Figure collection entries
◆ ◆ ◆
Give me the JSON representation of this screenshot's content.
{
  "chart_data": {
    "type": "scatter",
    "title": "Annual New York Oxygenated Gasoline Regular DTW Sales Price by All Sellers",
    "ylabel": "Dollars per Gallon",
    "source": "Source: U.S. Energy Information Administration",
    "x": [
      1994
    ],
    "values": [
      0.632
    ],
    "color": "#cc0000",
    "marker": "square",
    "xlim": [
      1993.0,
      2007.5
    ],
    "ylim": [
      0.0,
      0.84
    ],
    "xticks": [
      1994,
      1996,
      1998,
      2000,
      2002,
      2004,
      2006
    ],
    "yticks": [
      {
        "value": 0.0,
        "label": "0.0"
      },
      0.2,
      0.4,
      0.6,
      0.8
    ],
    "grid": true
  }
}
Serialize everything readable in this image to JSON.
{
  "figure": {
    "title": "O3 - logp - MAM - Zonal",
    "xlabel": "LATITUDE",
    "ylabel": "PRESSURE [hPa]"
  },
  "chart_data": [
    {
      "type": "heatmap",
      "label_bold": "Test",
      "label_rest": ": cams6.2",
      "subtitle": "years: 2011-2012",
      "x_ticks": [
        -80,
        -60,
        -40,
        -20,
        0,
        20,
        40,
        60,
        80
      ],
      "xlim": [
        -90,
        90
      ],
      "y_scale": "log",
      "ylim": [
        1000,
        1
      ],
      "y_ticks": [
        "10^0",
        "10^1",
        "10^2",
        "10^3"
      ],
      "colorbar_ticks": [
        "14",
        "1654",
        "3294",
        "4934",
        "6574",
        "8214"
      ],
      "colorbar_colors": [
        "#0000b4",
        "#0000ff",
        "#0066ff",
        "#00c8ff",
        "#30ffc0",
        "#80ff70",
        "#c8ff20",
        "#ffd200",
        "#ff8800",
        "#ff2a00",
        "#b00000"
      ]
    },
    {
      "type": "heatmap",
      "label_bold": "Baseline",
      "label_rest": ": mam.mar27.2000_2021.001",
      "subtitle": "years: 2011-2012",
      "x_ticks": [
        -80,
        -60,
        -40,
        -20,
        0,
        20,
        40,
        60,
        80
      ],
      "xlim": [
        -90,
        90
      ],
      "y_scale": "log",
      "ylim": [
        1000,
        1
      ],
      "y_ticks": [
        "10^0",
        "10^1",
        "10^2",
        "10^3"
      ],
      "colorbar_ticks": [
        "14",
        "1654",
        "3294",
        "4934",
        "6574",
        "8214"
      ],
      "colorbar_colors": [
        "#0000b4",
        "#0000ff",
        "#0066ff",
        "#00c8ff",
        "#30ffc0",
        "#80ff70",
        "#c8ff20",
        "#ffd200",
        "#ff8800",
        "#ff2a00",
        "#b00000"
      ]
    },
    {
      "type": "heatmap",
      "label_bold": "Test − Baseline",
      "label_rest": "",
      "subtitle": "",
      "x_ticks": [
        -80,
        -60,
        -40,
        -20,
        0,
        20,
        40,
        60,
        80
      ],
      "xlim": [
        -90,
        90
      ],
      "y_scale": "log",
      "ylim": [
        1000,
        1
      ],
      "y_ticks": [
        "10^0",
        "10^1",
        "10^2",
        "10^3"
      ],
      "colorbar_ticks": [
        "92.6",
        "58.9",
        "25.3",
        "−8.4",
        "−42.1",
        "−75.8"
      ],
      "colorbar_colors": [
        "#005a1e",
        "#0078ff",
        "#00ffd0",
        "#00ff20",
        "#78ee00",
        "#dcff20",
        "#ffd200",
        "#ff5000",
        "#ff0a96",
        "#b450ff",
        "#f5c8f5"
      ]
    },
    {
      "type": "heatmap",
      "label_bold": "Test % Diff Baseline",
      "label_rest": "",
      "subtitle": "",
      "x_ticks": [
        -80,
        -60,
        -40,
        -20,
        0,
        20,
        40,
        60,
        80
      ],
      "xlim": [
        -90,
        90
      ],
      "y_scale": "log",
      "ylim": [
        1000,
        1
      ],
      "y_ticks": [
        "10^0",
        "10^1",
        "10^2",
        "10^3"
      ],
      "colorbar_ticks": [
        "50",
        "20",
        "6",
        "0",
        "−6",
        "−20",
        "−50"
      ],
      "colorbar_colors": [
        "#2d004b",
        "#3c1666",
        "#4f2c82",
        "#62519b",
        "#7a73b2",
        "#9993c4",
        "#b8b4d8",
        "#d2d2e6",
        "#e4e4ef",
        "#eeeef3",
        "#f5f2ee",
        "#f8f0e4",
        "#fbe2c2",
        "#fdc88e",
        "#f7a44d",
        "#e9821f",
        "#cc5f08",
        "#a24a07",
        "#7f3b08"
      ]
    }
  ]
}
◆ ◆ ◆
What is being asked.
Identify lines with the string "ylabel". Copy each one.

Exercise solution.
    "ylabel": "Dollars per Gallon",
    "ylabel": "PRESSURE [hPa]"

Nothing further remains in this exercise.